[Dataset entries]
--------------------------------------------------

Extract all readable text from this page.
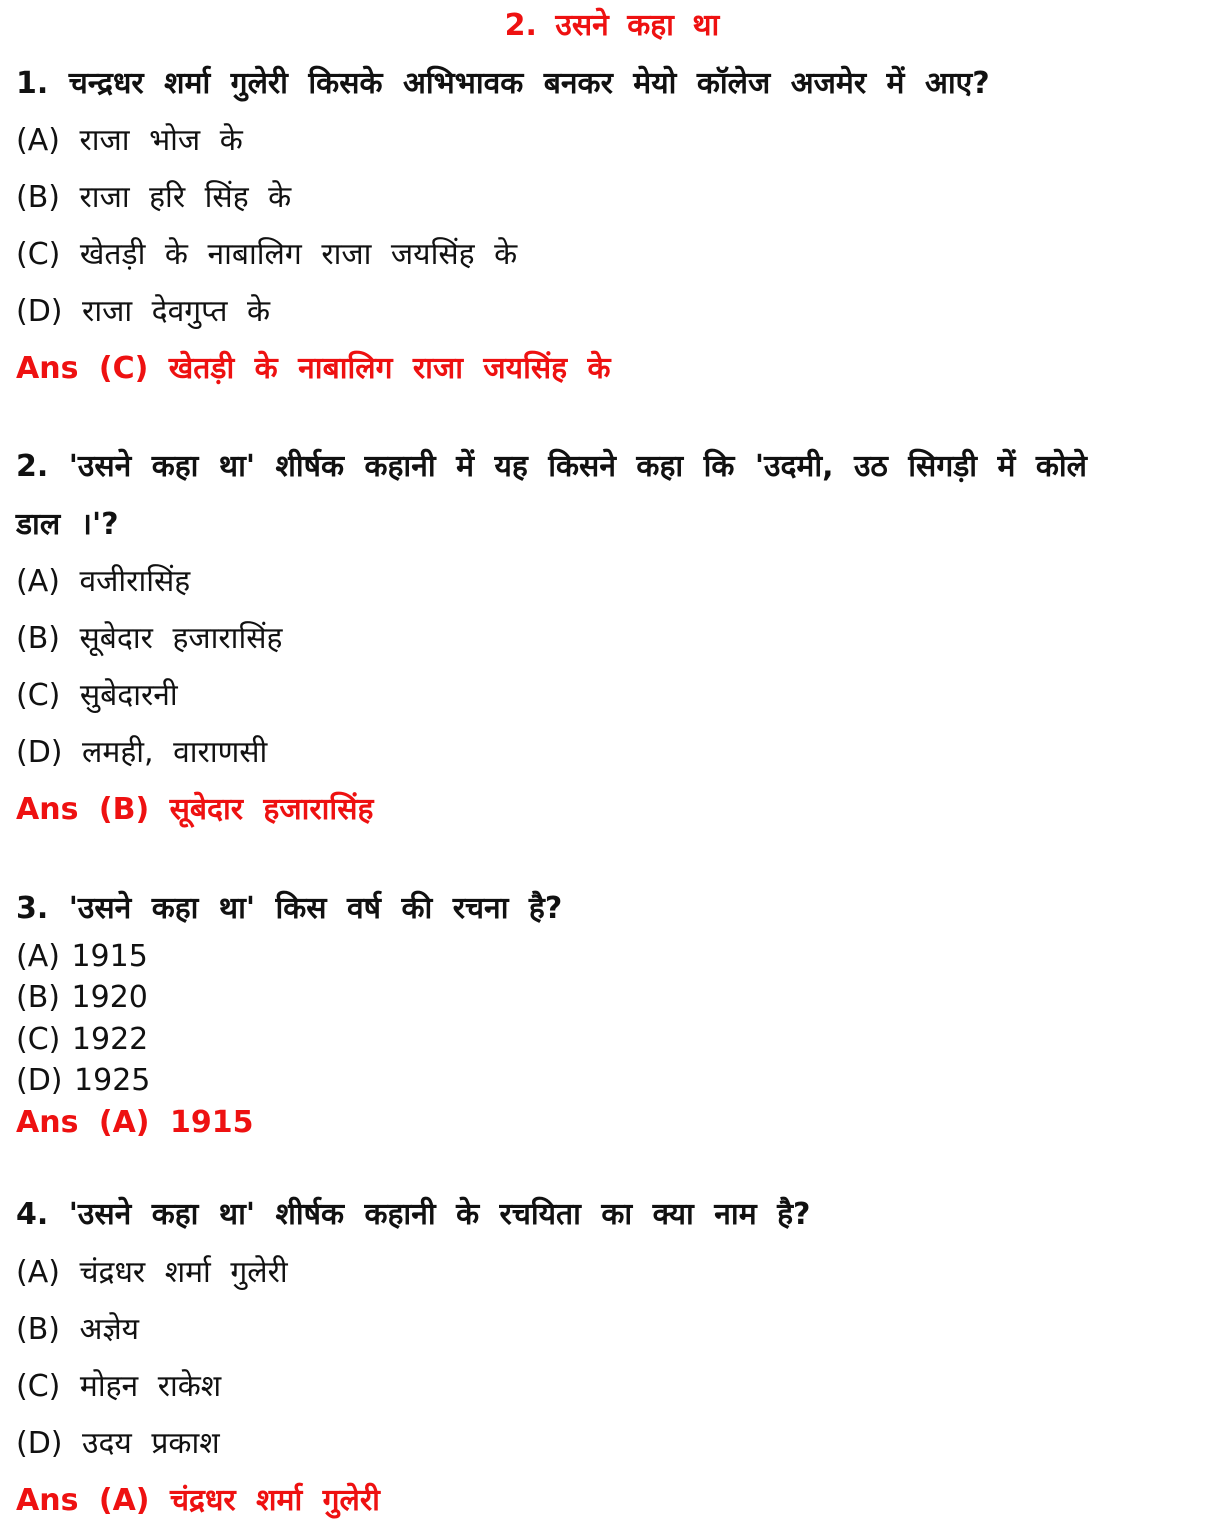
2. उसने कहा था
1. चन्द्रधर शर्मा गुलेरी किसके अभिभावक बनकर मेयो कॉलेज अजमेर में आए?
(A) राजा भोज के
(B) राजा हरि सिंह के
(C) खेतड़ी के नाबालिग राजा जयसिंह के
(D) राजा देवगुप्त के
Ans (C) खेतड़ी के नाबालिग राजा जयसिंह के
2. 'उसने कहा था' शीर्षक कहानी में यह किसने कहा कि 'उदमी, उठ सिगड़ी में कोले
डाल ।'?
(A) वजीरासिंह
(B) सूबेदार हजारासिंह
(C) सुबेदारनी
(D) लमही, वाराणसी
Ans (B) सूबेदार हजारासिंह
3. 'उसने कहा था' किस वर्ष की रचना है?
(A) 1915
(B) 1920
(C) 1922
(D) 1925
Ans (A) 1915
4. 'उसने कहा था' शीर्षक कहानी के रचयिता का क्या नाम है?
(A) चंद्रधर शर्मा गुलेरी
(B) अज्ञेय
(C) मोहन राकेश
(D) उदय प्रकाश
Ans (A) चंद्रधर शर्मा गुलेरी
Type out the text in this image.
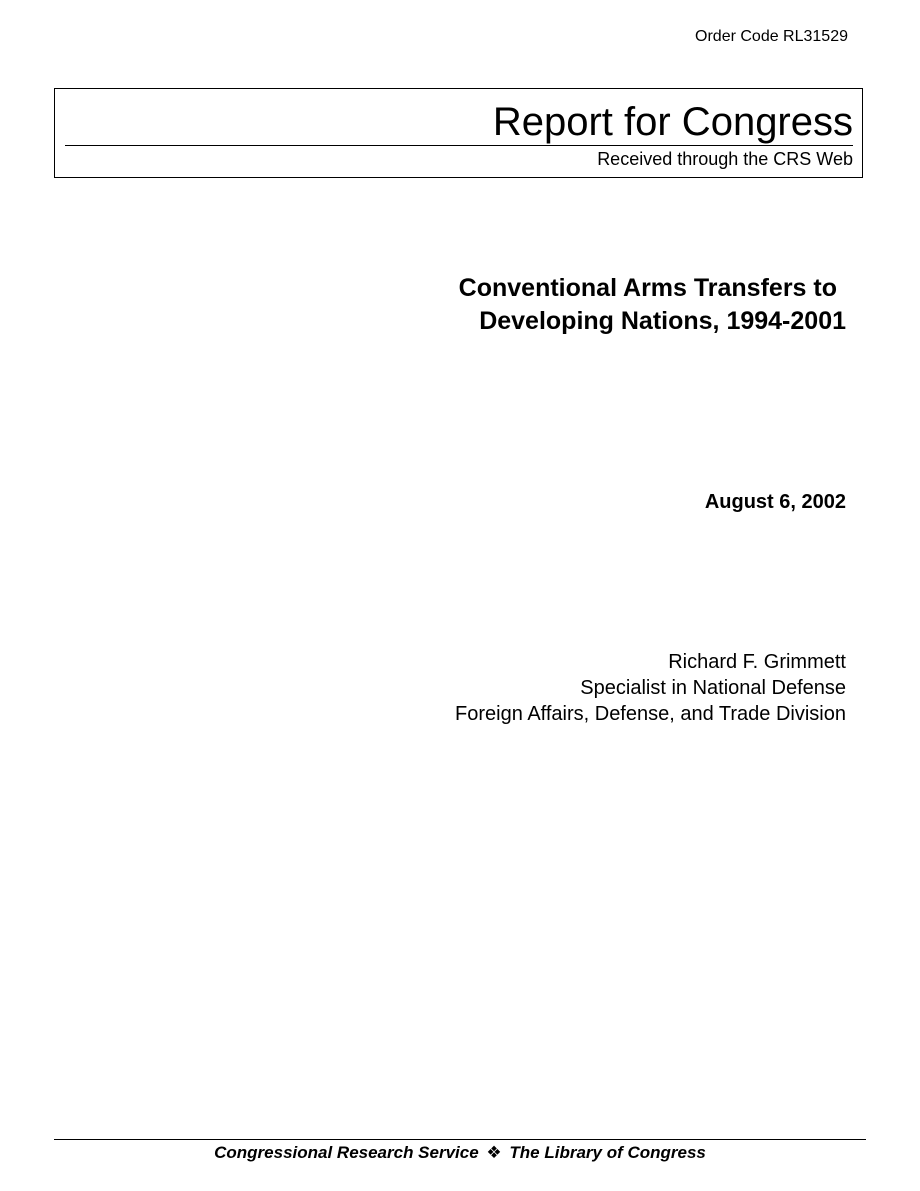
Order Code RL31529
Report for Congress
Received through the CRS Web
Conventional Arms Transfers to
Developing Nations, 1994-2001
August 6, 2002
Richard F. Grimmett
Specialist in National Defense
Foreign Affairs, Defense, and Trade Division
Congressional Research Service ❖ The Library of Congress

--------------------------------------------------

#### Task requirements:
How many lines of these entries contain the string "Congress"? Reply with the number alone.

#### Correct answer:
2